***** Task inputs

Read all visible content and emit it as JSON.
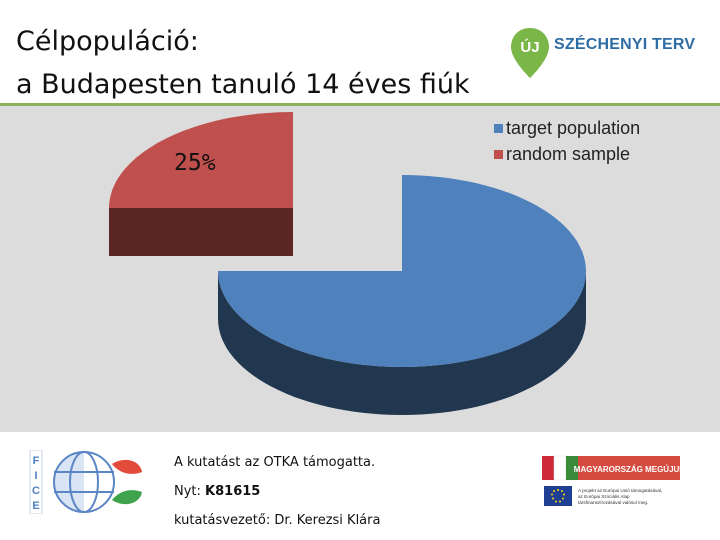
{
  "slide": {
    "title_line1": "Célpopuláció:",
    "title_line2": "a Budapesten tanuló 14 éves fiúk"
  },
  "logo": {
    "pin_text": "ÚJ",
    "text": "SZÉCHENYI TERV",
    "color": "#2e6da4",
    "pin_color": "#7ab648"
  },
  "chart_data": {
    "type": "pie",
    "style": "3d-exploded",
    "series": [
      {
        "name": "target population",
        "value": 75,
        "color": "#4f81bd"
      },
      {
        "name": "random sample",
        "value": 25,
        "color": "#c0504d"
      }
    ],
    "data_labels": [
      {
        "series": "random sample",
        "text": "25%"
      }
    ],
    "legend_position": "top-right",
    "background": "#dcdcdc"
  },
  "footer": {
    "line1": "A kutatást az OTKA támogatta.",
    "line2_label": "Nyt: ",
    "line2_value": "K81615",
    "line3": "kutatásvezető: Dr. Kerezsi Klára",
    "eu_banner": "MAGYARORSZÁG MEGÚJUL",
    "eu_small_text": "A projekt az Európai Unió támogatásával, az Európai Szociális Alap társfinanszírozásával valósul meg."
  }
}
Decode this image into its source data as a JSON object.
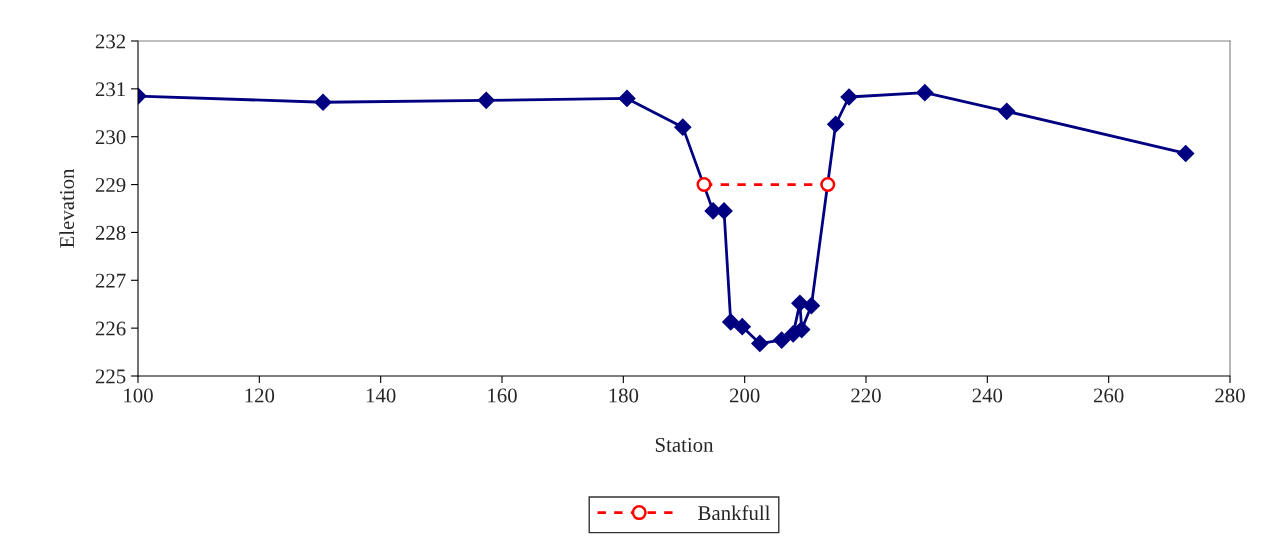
{
  "chart_data": {
    "type": "line",
    "xlabel": "Station",
    "ylabel": "Elevation",
    "xlim": [
      100,
      280
    ],
    "xticks": [
      100,
      120,
      140,
      160,
      180,
      200,
      220,
      240,
      260,
      280
    ],
    "ylim": [
      225,
      232
    ],
    "yticks": [
      225,
      226,
      227,
      228,
      229,
      230,
      231,
      232
    ],
    "grid": false,
    "legend": "bottom",
    "series": [
      {
        "color": "#000080",
        "marker": "diamond",
        "line_style": "solid",
        "x": [
          100,
          130.5,
          157.4,
          180.6,
          189.8,
          194.8,
          196.6,
          197.7,
          199.6,
          202.5,
          206.1,
          208.0,
          209.1,
          209.4,
          211.0,
          215.0,
          217.2,
          229.7,
          243.2,
          272.7
        ],
        "values": [
          230.85,
          230.72,
          230.76,
          230.8,
          230.2,
          228.45,
          228.45,
          226.13,
          226.03,
          225.68,
          225.75,
          225.88,
          226.52,
          225.97,
          226.47,
          230.26,
          230.83,
          230.92,
          230.53,
          229.65
        ]
      },
      {
        "name": "Bankfull",
        "color": "#ff0000",
        "marker": "circle",
        "line_style": "dashed",
        "x": [
          193.3,
          213.7
        ],
        "values": [
          229,
          229
        ]
      }
    ]
  }
}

**********

What is expected: Quote the records in their entirety, keeping the wording exact and excluding pictures.

Written reply:
Read all visible content and emit it as JSON.
{
  "slide": {
    "title_line1": "Célpopuláció:",
    "title_line2": "a Budapesten tanuló 14 éves fiúk"
  },
  "logo": {
    "pin_text": "ÚJ",
    "text": "SZÉCHENYI TERV",
    "color": "#2e6da4",
    "pin_color": "#7ab648"
  },
  "chart_data": {
    "type": "pie",
    "style": "3d-exploded",
    "series": [
      {
        "name": "target population",
        "value": 75,
        "color": "#4f81bd"
      },
      {
        "name": "random sample",
        "value": 25,
        "color": "#c0504d"
      }
    ],
    "data_labels": [
      {
        "series": "random sample",
        "text": "25%"
      }
    ],
    "legend_position": "top-right",
    "background": "#dcdcdc"
  },
  "footer": {
    "line1": "A kutatást az OTKA támogatta.",
    "line2_label": "Nyt: ",
    "line2_value": "K81615",
    "line3": "kutatásvezető: Dr. Kerezsi Klára",
    "eu_banner": "MAGYARORSZÁG MEGÚJUL",
    "eu_small_text": "A projekt az Európai Unió támogatásával, az Európai Szociális Alap társfinanszírozásával valósul meg."
  }
}
Decode this image into its source data as a JSON object.
{
  "chart_data": {
    "type": "line",
    "xlabel": "Station",
    "ylabel": "Elevation",
    "xlim": [
      100,
      280
    ],
    "xticks": [
      100,
      120,
      140,
      160,
      180,
      200,
      220,
      240,
      260,
      280
    ],
    "ylim": [
      225,
      232
    ],
    "yticks": [
      225,
      226,
      227,
      228,
      229,
      230,
      231,
      232
    ],
    "grid": false,
    "legend": "bottom",
    "series": [
      {
        "color": "#000080",
        "marker": "diamond",
        "line_style": "solid",
        "x": [
          100,
          130.5,
          157.4,
          180.6,
          189.8,
          194.8,
          196.6,
          197.7,
          199.6,
          202.5,
          206.1,
          208.0,
          209.1,
          209.4,
          211.0,
          215.0,
          217.2,
          229.7,
          243.2,
          272.7
        ],
        "values": [
          230.85,
          230.72,
          230.76,
          230.8,
          230.2,
          228.45,
          228.45,
          226.13,
          226.03,
          225.68,
          225.75,
          225.88,
          226.52,
          225.97,
          226.47,
          230.26,
          230.83,
          230.92,
          230.53,
          229.65
        ]
      },
      {
        "name": "Bankfull",
        "color": "#ff0000",
        "marker": "circle",
        "line_style": "dashed",
        "x": [
          193.3,
          213.7
        ],
        "values": [
          229,
          229
        ]
      }
    ]
  }
}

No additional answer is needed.